DESCRIPTION OF THE TASK: Copy out word for word everything in the records from the line containing "Patent image size: (1084, 1452)." down to the line containing "The retainer 5 is at (326, 519).", including both of those lines.

====== SUPPLIED DATA ======

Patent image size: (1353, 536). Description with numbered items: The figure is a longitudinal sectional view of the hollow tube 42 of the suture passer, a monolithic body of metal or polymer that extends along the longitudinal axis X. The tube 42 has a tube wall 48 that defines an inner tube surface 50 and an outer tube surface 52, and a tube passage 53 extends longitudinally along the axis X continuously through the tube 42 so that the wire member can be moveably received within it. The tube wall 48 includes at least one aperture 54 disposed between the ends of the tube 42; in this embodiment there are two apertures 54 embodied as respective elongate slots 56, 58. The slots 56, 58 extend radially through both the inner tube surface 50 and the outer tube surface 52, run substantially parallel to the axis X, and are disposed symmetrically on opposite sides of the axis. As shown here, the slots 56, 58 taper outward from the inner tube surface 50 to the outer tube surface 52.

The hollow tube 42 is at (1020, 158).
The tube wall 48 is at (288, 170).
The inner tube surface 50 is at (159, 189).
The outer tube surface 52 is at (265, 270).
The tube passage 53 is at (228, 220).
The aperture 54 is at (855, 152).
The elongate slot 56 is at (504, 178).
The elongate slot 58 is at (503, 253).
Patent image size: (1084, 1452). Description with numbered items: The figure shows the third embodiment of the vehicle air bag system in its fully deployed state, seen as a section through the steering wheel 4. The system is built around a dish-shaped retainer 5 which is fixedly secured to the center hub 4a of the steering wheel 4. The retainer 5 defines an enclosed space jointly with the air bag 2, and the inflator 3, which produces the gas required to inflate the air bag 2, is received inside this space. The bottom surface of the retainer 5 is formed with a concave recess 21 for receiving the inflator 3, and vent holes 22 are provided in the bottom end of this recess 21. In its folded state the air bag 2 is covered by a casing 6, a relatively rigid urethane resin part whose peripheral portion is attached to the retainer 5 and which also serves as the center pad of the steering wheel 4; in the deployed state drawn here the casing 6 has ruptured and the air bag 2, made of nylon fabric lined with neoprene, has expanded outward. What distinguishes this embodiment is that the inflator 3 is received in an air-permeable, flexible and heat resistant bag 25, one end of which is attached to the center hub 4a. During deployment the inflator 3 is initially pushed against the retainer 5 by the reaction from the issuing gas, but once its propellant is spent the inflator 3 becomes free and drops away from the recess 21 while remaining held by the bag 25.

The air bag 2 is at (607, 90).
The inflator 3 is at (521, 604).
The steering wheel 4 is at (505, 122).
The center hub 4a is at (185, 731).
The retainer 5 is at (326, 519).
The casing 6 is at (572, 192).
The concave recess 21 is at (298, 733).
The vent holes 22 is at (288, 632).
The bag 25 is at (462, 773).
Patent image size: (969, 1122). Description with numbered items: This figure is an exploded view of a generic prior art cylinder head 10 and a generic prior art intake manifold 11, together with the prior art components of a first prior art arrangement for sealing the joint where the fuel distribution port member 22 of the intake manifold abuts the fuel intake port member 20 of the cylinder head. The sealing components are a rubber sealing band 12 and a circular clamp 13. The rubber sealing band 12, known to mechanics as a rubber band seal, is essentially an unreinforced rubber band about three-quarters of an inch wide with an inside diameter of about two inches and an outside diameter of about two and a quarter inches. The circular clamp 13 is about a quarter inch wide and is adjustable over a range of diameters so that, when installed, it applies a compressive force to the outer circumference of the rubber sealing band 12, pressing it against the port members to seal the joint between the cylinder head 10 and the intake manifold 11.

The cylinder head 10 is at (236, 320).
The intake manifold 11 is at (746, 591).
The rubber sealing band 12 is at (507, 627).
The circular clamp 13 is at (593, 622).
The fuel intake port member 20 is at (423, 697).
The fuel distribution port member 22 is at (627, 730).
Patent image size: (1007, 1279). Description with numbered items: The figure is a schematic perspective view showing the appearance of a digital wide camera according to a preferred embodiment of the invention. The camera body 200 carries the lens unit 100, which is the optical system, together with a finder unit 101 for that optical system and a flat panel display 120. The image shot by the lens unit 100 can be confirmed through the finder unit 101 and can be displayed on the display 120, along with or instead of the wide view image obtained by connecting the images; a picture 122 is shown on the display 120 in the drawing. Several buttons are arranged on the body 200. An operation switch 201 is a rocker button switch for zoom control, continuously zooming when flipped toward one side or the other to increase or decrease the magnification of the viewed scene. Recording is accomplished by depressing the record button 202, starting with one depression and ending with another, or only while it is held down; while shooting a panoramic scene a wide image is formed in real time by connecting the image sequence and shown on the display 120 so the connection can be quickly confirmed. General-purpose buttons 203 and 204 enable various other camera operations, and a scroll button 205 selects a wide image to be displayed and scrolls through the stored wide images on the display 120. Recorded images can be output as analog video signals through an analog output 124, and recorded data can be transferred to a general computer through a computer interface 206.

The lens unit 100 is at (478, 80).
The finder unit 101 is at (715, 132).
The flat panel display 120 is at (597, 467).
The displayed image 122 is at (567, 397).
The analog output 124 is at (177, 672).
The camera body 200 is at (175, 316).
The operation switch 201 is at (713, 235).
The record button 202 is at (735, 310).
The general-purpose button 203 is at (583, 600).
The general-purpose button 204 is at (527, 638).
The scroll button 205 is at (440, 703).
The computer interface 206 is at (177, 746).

======

CORRECT RESULT:
Patent image size: (1084, 1452). Description with numbered items: The figure shows the third embodiment of the vehicle air bag system in its fully deployed state, seen as a section through the steering wheel 4. The system is built around a dish-shaped retainer 5 which is fixedly secured to the center hub 4a of the steering wheel 4. The retainer 5 defines an enclosed space jointly with the air bag 2, and the inflator 3, which produces the gas required to inflate the air bag 2, is received inside this space. The bottom surface of the retainer 5 is formed with a concave recess 21 for receiving the inflator 3, and vent holes 22 are provided in the bottom end of this recess 21. In its folded state the air bag 2 is covered by a casing 6, a relatively rigid urethane resin part whose peripheral portion is attached to the retainer 5 and which also serves as the center pad of the steering wheel 4; in the deployed state drawn here the casing 6 has ruptured and the air bag 2, made of nylon fabric lined with neoprene, has expanded outward. What distinguishes this embodiment is that the inflator 3 is received in an air-permeable, flexible and heat resistant bag 25, one end of which is attached to the center hub 4a. During deployment the inflator 3 is initially pushed against the retainer 5 by the reaction from the issuing gas, but once its propellant is spent the inflator 3 becomes free and drops away from the recess 21 while remaining held by the bag 25.

The air bag 2 is at (607, 90).
The inflator 3 is at (521, 604).
The steering wheel 4 is at (505, 122).
The center hub 4a is at (185, 731).
The retainer 5 is at (326, 519).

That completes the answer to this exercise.